■ **Problem description**
Count every line in the entries that contains "What". Report that count alone.

■ **Data supplied**
· · ·
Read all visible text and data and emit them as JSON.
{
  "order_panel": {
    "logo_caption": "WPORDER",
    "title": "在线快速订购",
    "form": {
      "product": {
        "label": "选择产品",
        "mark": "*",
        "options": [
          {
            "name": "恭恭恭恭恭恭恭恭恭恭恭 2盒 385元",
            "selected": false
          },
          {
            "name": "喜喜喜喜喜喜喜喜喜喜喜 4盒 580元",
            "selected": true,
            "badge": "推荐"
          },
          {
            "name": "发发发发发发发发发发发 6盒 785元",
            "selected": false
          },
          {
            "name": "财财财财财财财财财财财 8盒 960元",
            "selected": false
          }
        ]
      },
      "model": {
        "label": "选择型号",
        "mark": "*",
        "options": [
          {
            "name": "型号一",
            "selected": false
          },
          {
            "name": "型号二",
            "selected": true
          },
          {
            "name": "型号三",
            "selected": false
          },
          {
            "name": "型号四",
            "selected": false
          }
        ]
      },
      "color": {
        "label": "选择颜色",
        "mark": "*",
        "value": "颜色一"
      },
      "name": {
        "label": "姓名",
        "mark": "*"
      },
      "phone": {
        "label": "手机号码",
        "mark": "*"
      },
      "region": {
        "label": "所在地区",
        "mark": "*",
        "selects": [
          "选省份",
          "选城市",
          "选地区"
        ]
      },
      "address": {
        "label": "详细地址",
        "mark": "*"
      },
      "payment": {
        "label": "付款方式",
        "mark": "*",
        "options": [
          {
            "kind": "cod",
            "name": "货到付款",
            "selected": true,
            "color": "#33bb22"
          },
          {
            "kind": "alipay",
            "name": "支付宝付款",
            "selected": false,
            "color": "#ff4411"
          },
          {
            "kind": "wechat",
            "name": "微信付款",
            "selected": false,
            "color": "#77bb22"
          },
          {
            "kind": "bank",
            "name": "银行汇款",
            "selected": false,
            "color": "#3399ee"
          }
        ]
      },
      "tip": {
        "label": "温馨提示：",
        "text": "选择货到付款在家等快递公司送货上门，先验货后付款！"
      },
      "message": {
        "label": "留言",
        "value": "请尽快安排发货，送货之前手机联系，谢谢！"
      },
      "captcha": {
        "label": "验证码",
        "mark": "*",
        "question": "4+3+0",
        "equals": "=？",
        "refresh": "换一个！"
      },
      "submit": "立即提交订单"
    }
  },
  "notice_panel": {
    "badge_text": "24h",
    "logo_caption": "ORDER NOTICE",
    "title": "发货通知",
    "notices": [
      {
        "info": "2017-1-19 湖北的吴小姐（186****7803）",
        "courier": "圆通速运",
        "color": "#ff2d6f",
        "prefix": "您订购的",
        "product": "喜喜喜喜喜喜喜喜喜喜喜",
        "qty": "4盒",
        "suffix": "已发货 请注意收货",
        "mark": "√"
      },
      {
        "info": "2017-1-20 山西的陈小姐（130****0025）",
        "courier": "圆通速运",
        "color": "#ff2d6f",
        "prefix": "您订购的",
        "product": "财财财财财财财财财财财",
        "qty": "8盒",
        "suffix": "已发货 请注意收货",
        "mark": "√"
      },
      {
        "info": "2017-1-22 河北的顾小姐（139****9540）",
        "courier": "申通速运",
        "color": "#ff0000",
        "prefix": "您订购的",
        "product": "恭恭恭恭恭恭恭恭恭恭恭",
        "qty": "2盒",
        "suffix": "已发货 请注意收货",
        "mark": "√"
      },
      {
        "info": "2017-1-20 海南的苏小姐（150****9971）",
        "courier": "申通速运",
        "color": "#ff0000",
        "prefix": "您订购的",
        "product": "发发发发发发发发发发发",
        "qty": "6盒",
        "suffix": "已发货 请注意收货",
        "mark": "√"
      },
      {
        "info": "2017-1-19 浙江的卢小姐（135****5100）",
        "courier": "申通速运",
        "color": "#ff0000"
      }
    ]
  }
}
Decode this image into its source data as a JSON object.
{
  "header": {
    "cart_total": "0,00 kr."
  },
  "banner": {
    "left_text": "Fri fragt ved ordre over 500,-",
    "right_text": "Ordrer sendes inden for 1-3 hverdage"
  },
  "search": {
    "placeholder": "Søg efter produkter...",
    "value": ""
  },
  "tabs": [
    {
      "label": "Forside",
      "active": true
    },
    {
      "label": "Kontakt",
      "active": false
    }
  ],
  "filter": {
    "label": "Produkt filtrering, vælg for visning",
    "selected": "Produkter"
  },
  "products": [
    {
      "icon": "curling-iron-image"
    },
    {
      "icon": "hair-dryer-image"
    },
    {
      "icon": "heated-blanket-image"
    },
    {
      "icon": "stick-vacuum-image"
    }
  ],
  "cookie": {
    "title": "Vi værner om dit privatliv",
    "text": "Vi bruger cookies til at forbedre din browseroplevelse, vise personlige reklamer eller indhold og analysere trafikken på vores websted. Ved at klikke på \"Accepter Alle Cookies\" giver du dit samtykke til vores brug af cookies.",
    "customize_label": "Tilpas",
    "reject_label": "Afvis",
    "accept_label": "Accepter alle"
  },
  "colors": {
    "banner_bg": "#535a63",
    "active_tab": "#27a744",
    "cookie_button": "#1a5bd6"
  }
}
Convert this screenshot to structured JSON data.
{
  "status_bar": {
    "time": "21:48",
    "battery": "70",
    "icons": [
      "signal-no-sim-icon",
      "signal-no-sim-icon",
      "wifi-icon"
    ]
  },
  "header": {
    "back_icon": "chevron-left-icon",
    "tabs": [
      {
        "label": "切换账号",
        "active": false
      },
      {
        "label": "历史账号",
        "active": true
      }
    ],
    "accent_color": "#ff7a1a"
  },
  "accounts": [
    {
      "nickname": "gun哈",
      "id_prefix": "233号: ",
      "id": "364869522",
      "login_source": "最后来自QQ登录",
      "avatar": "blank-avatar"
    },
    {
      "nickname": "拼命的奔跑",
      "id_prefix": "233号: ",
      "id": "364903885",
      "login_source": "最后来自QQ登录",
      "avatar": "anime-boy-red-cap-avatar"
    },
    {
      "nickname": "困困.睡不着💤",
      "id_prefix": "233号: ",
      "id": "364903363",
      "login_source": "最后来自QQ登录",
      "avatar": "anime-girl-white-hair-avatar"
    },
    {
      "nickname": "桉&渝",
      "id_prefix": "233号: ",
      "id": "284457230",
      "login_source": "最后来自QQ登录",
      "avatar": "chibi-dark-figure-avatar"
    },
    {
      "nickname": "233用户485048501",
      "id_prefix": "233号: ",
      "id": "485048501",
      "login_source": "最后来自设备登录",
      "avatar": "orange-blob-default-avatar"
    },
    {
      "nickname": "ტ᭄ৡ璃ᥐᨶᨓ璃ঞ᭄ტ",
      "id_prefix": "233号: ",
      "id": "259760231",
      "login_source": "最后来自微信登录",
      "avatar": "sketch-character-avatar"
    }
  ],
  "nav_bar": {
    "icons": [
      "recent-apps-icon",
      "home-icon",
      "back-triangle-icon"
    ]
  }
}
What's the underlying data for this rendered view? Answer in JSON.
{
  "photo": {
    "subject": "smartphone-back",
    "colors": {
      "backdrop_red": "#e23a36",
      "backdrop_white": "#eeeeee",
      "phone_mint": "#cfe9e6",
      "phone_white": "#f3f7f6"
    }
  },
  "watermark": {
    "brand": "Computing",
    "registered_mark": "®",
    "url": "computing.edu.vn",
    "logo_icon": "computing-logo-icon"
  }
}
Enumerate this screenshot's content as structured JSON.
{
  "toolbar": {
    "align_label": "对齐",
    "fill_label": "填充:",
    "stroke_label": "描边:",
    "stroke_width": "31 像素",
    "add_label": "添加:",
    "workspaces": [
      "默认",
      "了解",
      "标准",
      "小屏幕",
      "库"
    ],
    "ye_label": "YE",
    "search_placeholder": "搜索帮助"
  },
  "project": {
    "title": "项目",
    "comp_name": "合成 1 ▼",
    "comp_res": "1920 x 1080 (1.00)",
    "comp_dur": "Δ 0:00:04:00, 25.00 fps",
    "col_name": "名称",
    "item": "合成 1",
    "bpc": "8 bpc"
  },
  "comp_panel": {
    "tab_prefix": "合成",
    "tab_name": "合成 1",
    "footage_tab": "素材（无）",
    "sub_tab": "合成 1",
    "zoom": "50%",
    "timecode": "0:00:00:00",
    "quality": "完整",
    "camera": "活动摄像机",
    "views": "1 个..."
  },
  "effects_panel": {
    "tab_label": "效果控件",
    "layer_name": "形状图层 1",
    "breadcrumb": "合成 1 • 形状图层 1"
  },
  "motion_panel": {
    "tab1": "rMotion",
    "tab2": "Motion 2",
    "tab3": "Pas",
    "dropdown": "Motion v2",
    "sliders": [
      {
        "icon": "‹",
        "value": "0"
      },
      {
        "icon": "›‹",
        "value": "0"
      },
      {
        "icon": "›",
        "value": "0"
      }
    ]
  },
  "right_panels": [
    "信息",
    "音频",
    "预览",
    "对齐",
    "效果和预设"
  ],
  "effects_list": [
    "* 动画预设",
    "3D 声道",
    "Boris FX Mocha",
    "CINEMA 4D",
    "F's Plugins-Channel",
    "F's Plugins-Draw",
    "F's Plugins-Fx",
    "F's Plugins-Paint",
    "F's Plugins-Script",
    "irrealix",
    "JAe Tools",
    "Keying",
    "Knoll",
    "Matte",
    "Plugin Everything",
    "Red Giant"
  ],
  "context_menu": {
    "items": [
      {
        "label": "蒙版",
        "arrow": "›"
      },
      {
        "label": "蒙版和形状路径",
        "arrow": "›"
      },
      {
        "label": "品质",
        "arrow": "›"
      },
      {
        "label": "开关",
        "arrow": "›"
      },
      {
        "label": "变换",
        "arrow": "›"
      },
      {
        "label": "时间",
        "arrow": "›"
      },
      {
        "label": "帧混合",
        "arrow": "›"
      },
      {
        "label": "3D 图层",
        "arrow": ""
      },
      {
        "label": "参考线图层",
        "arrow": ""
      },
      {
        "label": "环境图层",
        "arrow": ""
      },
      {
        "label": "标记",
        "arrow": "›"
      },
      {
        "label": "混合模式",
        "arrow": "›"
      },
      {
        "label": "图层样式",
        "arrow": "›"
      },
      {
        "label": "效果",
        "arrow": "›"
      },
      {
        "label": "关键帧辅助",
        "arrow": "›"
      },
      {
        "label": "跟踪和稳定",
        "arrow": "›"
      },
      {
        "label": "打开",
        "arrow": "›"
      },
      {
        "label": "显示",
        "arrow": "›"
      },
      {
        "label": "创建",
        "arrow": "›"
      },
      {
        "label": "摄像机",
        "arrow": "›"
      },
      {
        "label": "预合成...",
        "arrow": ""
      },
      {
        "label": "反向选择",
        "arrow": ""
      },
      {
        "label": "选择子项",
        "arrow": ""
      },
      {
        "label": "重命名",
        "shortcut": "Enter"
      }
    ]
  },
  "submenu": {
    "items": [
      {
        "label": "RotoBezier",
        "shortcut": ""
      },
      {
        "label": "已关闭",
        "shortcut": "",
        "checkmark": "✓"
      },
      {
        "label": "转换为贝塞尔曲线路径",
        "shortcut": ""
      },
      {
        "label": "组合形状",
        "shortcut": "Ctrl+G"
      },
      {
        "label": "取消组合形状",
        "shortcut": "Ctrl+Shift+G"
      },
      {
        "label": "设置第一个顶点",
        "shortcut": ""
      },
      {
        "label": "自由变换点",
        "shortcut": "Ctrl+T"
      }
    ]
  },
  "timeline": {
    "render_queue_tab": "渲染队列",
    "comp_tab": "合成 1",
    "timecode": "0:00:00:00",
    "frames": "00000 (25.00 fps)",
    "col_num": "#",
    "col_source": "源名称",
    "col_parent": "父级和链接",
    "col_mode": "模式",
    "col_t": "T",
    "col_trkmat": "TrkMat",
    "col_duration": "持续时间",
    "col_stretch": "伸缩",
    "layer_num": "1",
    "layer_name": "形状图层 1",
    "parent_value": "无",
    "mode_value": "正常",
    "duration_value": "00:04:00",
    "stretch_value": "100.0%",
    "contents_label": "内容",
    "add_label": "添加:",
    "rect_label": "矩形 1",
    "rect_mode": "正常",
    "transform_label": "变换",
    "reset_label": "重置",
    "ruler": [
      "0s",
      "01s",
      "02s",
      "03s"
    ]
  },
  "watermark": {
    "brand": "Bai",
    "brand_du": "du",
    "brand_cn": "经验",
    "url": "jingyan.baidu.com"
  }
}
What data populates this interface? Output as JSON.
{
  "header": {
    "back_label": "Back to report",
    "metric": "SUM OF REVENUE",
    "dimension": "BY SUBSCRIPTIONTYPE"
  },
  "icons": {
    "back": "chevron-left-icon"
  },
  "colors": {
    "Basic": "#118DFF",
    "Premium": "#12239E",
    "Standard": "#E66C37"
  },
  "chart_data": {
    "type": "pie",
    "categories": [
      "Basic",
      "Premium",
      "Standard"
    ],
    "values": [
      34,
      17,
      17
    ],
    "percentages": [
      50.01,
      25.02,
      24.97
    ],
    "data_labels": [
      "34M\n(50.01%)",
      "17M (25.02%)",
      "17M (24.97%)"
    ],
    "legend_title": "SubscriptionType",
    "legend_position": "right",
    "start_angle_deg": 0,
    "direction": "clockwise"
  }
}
· · ·
■ **Result of this task**
2